* What you have to do *
Provide an exact copy of the data, excluding the images.

* Records to use *
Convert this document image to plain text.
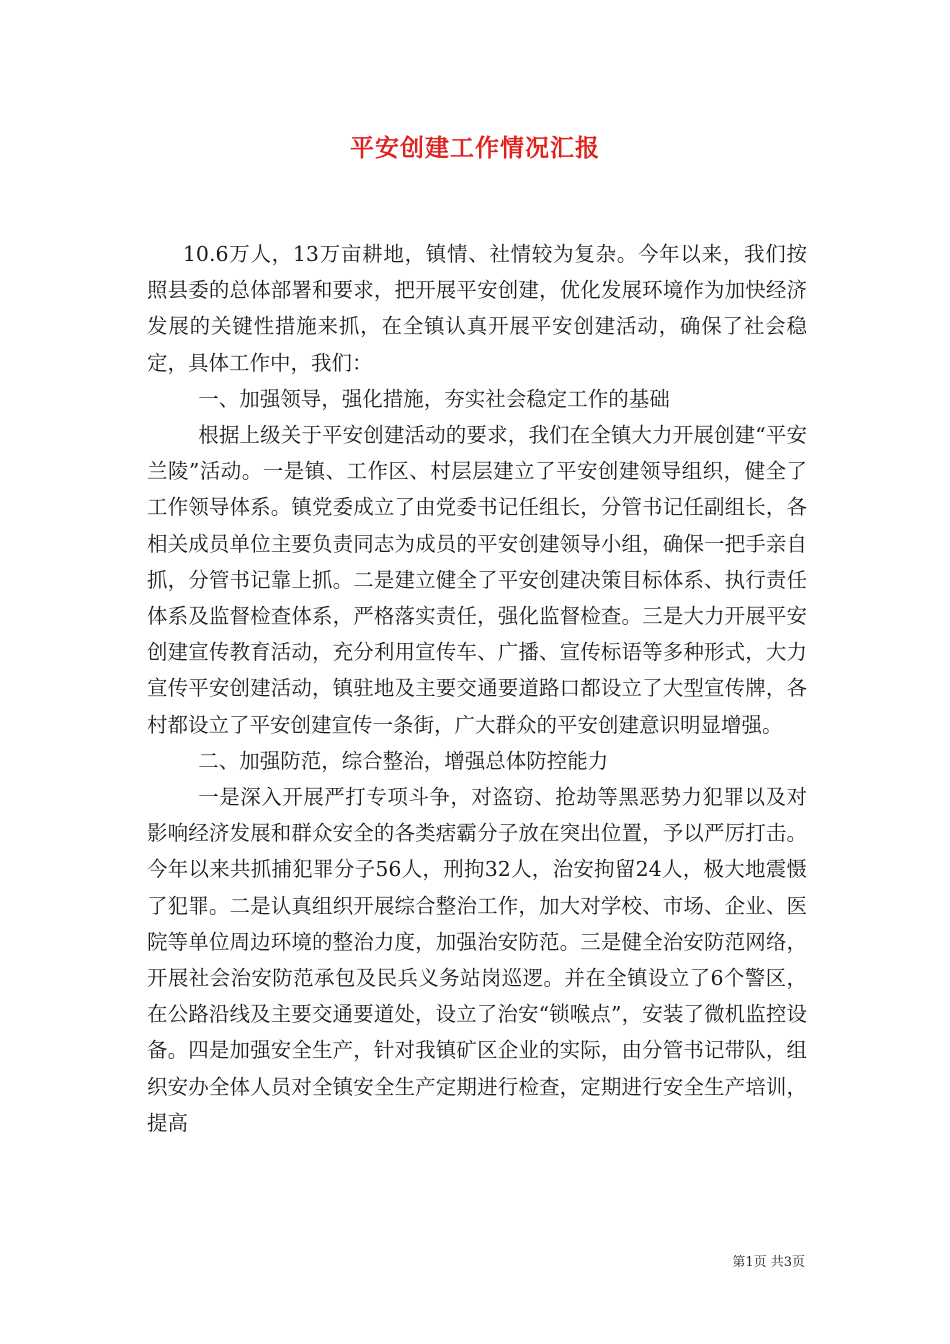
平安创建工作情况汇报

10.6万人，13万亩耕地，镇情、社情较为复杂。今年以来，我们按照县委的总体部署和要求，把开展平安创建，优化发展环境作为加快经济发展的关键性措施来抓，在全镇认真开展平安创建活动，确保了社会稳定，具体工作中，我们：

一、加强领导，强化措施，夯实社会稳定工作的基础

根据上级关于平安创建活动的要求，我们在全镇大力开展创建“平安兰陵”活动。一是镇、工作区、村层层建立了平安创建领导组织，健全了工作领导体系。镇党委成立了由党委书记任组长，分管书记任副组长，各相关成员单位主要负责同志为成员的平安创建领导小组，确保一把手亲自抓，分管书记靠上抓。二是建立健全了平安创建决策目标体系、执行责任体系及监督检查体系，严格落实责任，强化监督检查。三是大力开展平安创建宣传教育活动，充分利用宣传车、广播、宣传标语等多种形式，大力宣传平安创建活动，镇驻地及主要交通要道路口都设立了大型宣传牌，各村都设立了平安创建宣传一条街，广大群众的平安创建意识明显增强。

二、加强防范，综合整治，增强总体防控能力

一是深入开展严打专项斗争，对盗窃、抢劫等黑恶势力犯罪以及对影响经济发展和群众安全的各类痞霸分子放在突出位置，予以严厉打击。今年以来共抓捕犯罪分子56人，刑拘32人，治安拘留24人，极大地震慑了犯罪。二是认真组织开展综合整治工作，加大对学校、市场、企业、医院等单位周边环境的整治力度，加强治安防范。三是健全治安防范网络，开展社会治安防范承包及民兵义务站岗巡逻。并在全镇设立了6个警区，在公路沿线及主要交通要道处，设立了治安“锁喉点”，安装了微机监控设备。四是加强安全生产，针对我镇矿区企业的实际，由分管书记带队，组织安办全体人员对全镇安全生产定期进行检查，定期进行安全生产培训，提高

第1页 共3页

* Final answer *
Convert this document image to plain text.
平安创建工作情况汇报

10.6万人，13万亩耕地，镇情、社情较为复杂。今年以来，我们按照县委的总体部署和要求，把开展平安创建，优化发展环境作为加快经济发展的关键性措施来抓，在全镇认真开展平安创建活动，确保了社会稳定，具体工作中，我们：

一、加强领导，强化措施，夯实社会稳定工作的基础

根据上级关于平安创建活动的要求，我们在全镇大力开展创建“平安兰陵”活动。一是镇、工作区、村层层建立了平安创建领导组织，健全了工作领导体系。镇党委成立了由党委书记任组长，分管书记任副组长，各相关成员单位主要负责同志为成员的平安创建领导小组，确保一把手亲自抓，分管书记靠上抓。二是建立健全了平安创建决策目标体系、执行责任体系及监督检查体系，严格落实责任，强化监督检查。三是大力开展平安创建宣传教育活动，充分利用宣传车、广播、宣传标语等多种形式，大力宣传平安创建活动，镇驻地及主要交通要道路口都设立了大型宣传牌，各村都设立了平安创建宣传一条街，广大群众的平安创建意识明显增强。

二、加强防范，综合整治，增强总体防控能力

一是深入开展严打专项斗争，对盗窃、抢劫等黑恶势力犯罪以及对影响经济发展和群众安全的各类痞霸分子放在突出位置，予以严厉打击。今年以来共抓捕犯罪分子56人，刑拘32人，治安拘留24人，极大地震慑了犯罪。二是认真组织开展综合整治工作，加大对学校、市场、企业、医院等单位周边环境的整治力度，加强治安防范。三是健全治安防范网络，开展社会治安防范承包及民兵义务站岗巡逻。并在全镇设立了6个警区，在公路沿线及主要交通要道处，设立了治安“锁喉点”，安装了微机监控设备。四是加强安全生产，针对我镇矿区企业的实际，由分管书记带队，组织安办全体人员对全镇安全生产定期进行检查，定期进行安全生产培训，提高

第1页 共3页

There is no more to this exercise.